Work to do: Locate the word "bitrate" in the data below, then copy every line that holds it.
-- START Excerpted records --
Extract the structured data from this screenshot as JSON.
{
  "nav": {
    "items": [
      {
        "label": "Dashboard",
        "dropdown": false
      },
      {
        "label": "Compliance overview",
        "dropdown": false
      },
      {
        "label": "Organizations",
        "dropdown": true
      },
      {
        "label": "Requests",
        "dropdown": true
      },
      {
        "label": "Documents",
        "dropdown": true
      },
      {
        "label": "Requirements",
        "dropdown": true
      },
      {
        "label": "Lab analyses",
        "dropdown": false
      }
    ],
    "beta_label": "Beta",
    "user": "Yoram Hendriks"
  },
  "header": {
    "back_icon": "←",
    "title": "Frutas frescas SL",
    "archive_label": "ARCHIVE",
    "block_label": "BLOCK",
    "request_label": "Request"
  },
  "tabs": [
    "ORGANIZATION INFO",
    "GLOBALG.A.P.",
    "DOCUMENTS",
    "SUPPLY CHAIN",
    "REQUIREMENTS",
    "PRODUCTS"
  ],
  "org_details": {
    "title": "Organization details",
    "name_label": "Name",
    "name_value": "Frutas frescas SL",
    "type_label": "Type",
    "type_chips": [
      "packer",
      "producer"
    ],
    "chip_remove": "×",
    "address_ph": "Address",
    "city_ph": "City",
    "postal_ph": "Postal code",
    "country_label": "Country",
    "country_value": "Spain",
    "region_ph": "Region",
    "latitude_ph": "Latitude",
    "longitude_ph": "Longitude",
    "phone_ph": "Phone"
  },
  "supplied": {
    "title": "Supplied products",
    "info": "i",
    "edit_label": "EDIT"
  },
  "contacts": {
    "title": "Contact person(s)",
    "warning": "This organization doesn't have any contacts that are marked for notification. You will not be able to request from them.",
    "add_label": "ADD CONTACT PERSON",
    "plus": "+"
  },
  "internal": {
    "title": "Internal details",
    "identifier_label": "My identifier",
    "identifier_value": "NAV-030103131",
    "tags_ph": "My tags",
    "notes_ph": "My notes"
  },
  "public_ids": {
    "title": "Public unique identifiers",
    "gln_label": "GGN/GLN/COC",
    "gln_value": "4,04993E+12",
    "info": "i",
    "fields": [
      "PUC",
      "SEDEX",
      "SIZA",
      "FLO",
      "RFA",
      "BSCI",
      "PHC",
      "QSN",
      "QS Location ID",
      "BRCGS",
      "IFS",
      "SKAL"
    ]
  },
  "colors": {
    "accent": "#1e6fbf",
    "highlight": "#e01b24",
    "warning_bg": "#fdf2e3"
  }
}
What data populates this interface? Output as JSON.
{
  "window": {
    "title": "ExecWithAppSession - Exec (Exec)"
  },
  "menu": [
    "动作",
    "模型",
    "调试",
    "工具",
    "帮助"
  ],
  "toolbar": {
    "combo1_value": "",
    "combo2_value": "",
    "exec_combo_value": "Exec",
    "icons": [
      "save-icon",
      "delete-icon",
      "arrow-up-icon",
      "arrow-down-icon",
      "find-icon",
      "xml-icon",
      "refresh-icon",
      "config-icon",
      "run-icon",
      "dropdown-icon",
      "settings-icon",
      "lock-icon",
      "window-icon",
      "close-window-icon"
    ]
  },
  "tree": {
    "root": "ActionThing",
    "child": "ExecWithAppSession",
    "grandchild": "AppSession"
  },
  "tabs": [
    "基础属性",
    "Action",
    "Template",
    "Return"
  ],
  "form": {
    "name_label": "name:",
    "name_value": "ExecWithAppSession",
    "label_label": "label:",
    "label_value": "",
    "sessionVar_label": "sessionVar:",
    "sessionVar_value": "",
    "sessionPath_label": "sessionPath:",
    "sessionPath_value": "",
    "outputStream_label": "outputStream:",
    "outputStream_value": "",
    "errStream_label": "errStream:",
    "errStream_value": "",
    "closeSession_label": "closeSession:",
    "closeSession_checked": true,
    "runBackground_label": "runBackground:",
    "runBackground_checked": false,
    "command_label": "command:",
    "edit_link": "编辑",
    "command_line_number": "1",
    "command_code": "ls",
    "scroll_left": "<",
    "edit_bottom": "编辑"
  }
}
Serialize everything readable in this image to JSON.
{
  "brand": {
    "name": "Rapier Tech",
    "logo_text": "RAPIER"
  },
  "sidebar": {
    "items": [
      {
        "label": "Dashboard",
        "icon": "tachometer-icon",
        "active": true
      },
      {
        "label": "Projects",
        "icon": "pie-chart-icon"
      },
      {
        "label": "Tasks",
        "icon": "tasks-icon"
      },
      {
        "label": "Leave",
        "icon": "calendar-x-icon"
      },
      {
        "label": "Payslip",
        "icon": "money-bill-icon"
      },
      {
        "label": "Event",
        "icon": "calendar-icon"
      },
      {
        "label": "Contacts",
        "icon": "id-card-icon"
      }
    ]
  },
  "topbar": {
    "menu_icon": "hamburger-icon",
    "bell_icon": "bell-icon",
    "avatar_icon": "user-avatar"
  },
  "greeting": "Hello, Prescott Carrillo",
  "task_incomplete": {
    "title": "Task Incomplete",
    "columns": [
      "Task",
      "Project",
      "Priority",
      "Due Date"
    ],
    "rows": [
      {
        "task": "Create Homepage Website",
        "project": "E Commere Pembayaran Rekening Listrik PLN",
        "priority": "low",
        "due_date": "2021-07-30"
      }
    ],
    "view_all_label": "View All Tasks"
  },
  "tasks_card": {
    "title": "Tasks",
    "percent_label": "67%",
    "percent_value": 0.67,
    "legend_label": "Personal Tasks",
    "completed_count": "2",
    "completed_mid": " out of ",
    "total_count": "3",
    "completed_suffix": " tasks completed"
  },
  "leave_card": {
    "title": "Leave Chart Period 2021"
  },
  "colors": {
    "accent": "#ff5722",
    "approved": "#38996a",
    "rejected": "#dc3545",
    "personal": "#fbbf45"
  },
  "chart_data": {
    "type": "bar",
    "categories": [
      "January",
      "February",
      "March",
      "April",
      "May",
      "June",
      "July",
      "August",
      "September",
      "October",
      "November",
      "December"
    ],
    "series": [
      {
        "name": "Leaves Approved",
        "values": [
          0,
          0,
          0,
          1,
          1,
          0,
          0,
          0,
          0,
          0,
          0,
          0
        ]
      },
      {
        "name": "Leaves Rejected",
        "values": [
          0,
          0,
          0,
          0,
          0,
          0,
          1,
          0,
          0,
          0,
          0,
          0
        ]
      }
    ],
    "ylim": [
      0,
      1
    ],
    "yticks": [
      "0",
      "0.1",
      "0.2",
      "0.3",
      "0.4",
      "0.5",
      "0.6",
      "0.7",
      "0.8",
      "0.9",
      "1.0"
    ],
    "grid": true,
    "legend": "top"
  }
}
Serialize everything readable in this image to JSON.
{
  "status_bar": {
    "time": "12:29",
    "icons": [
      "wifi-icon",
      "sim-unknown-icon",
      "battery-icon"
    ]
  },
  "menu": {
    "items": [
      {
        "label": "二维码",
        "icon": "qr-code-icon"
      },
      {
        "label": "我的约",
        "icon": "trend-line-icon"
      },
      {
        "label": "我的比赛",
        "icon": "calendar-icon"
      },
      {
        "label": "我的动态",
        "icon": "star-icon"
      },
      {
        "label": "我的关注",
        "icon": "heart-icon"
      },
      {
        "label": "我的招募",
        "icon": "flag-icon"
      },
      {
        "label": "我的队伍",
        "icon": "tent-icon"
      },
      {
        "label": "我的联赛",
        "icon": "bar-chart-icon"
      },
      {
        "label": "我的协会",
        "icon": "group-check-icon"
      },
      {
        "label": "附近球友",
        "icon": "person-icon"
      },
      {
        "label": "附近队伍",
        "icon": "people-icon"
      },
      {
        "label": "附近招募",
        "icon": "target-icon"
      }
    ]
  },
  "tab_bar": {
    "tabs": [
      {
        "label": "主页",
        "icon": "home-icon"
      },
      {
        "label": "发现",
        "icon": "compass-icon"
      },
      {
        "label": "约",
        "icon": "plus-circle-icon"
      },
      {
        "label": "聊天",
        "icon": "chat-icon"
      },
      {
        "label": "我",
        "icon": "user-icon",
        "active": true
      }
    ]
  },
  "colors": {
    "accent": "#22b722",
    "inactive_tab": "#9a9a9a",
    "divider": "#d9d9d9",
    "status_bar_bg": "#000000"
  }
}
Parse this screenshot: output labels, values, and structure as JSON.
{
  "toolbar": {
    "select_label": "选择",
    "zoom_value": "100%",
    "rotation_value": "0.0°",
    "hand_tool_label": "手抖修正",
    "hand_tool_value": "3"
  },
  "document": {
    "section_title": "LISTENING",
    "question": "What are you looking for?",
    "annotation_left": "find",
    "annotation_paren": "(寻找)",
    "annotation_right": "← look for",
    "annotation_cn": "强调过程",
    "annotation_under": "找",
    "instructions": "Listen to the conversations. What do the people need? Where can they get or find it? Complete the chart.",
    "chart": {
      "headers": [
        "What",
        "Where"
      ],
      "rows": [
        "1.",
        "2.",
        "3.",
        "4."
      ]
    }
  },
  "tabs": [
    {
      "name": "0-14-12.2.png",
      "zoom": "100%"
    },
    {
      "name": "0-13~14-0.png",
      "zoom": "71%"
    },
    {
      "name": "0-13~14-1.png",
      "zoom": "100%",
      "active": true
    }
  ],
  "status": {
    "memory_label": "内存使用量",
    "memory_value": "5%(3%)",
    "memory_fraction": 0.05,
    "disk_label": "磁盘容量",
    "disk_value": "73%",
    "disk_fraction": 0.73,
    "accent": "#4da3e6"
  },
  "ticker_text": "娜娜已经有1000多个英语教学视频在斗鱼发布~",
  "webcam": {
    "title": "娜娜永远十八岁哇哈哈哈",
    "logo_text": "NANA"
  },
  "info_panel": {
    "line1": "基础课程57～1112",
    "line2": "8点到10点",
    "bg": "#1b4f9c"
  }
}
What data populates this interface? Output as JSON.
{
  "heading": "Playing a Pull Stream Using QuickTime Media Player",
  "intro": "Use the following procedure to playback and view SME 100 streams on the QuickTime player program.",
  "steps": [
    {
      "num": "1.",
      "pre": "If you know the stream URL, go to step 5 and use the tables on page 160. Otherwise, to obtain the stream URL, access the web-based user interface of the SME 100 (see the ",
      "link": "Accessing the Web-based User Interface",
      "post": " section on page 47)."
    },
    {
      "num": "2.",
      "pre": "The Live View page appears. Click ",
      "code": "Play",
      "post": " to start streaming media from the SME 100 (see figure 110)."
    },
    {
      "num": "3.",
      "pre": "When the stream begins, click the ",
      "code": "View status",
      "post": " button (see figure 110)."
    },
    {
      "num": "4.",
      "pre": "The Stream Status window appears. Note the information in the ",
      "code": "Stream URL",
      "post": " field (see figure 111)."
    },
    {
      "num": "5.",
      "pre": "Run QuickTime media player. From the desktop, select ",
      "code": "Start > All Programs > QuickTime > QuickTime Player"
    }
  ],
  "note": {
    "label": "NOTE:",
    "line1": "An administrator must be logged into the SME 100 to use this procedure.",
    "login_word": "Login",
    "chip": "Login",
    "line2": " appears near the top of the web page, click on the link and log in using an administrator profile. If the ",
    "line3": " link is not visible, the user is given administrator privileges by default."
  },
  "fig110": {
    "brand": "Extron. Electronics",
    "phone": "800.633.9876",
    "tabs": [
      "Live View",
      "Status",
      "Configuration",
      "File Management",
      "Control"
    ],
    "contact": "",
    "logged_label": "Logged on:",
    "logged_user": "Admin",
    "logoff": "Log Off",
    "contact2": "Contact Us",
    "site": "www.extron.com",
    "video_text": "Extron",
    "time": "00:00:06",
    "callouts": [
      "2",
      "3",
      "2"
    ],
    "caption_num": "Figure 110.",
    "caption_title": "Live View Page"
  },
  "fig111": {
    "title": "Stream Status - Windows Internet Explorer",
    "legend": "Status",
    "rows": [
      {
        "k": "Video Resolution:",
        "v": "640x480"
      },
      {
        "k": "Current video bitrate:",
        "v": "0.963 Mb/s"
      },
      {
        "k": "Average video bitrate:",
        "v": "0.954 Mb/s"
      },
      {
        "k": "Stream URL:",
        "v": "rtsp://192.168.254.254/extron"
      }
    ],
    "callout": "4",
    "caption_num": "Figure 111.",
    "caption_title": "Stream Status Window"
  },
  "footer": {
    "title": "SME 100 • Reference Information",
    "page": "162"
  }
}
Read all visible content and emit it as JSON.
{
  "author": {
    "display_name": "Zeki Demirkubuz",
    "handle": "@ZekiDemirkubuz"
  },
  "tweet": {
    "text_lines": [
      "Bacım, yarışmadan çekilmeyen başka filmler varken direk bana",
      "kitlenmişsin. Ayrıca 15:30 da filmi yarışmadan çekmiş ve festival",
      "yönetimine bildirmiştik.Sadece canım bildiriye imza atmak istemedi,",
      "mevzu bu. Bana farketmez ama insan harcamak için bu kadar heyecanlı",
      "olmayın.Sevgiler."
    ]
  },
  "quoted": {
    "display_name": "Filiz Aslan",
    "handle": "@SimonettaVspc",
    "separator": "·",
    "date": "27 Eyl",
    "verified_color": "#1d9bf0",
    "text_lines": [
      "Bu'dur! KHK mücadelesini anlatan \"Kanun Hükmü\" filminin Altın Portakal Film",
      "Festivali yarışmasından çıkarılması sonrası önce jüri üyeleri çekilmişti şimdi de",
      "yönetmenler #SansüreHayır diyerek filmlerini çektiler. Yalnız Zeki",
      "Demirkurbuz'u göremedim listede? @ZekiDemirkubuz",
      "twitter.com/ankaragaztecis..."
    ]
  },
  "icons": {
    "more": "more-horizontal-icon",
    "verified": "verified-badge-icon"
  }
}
-- END Excerpted records --
Answer to the problem:
        "k": "Current video bitrate:",
        "k": "Average video bitrate:",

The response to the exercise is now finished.